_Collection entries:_
>> Begin
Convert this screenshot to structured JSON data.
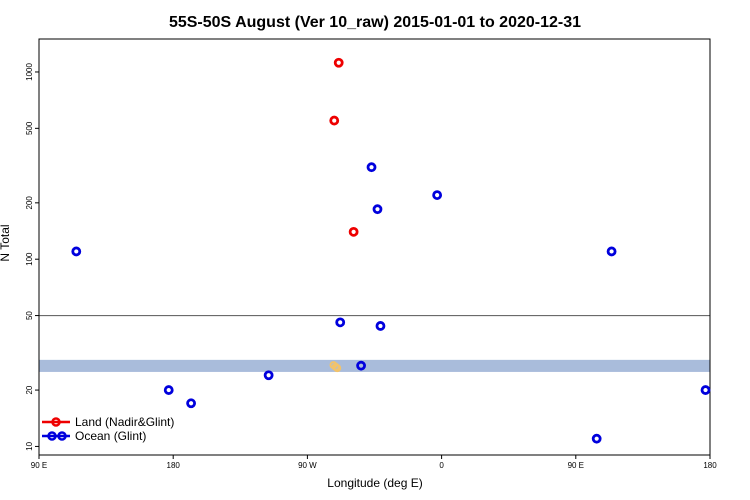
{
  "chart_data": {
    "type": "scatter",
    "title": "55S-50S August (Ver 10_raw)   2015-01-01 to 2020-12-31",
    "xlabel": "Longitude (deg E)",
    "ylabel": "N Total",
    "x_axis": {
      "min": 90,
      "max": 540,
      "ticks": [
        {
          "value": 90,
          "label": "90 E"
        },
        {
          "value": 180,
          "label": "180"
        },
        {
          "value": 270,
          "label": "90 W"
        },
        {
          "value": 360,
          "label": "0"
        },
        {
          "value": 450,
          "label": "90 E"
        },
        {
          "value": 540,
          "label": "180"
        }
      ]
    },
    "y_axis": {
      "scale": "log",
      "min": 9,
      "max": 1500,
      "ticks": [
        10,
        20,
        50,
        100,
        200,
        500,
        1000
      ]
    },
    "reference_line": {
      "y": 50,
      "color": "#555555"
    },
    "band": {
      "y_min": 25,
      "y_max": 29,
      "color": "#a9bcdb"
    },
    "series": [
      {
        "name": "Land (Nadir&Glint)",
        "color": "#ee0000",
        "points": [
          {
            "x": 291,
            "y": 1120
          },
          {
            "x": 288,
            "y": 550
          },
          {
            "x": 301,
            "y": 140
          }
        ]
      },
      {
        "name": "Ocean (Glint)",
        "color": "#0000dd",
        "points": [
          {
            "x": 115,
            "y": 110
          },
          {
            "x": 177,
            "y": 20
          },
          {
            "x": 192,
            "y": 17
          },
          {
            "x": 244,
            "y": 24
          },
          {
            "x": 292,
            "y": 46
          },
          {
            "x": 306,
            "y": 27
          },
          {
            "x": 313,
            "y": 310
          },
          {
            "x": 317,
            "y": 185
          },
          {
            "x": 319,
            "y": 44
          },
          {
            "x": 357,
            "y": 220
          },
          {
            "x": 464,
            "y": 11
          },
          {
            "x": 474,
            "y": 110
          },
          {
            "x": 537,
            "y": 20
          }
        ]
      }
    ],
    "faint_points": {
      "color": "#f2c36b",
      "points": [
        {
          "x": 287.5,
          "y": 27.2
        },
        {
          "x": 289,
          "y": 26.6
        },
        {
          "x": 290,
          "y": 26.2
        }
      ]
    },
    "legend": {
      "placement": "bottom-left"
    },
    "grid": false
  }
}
>> End
_To be done:_
Of the lines in the entries above, how many include "name"? Only the number should be given.

_Exercise output:_
2